▶ [Challenge]:
Find the lines that contain the word "screenshot" and copy each one.

(Dataset items)
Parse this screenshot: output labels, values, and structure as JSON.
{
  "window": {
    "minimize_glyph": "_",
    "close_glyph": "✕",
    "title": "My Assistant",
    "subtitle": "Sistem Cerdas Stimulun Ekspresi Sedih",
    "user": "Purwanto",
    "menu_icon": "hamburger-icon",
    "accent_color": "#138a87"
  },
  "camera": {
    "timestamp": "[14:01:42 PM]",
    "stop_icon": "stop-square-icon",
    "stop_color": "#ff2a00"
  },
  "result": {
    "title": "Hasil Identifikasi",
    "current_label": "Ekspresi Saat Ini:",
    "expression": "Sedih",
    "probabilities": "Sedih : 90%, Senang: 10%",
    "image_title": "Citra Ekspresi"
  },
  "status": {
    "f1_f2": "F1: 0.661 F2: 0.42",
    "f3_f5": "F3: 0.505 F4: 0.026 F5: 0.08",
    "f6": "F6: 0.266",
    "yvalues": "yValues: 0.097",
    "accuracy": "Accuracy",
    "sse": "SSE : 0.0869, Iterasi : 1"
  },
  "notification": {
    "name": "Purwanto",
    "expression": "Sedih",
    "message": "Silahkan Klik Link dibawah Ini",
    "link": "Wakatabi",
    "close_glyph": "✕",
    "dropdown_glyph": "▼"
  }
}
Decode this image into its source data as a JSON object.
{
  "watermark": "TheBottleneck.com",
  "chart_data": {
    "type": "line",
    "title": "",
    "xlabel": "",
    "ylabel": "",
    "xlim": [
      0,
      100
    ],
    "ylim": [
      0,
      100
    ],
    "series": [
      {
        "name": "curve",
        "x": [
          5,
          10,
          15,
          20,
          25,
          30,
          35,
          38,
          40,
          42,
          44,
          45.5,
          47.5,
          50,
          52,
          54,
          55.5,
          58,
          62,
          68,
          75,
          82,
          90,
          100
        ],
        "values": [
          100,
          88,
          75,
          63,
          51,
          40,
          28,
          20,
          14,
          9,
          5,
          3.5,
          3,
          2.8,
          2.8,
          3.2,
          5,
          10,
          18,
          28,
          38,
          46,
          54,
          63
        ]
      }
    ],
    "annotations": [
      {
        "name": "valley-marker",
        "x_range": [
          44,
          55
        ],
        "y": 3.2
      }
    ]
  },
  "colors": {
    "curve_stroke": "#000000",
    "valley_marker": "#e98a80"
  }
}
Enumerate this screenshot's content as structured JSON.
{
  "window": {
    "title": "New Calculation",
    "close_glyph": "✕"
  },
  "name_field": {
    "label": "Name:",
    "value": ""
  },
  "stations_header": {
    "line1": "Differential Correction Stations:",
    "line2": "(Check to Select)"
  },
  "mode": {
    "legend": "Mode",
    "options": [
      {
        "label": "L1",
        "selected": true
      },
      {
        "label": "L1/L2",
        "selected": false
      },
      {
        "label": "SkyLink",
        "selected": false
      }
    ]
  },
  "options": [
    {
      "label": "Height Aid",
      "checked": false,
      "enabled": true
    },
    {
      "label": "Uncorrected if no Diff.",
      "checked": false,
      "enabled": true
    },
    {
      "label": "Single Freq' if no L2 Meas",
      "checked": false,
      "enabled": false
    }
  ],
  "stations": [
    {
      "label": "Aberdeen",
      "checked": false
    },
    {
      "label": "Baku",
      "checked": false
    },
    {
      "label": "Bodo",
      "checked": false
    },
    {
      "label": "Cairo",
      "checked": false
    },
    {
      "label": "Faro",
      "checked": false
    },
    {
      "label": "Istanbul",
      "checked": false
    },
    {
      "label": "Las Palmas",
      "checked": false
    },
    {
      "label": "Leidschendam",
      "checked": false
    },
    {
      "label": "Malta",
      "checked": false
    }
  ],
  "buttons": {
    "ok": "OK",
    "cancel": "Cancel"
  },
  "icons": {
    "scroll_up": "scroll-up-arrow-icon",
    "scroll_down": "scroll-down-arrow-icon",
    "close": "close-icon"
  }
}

▶ [Problem solution]:
Parse this screenshot: output labels, values, and structure as JSON.
Enumerate this screenshot's content as structured JSON.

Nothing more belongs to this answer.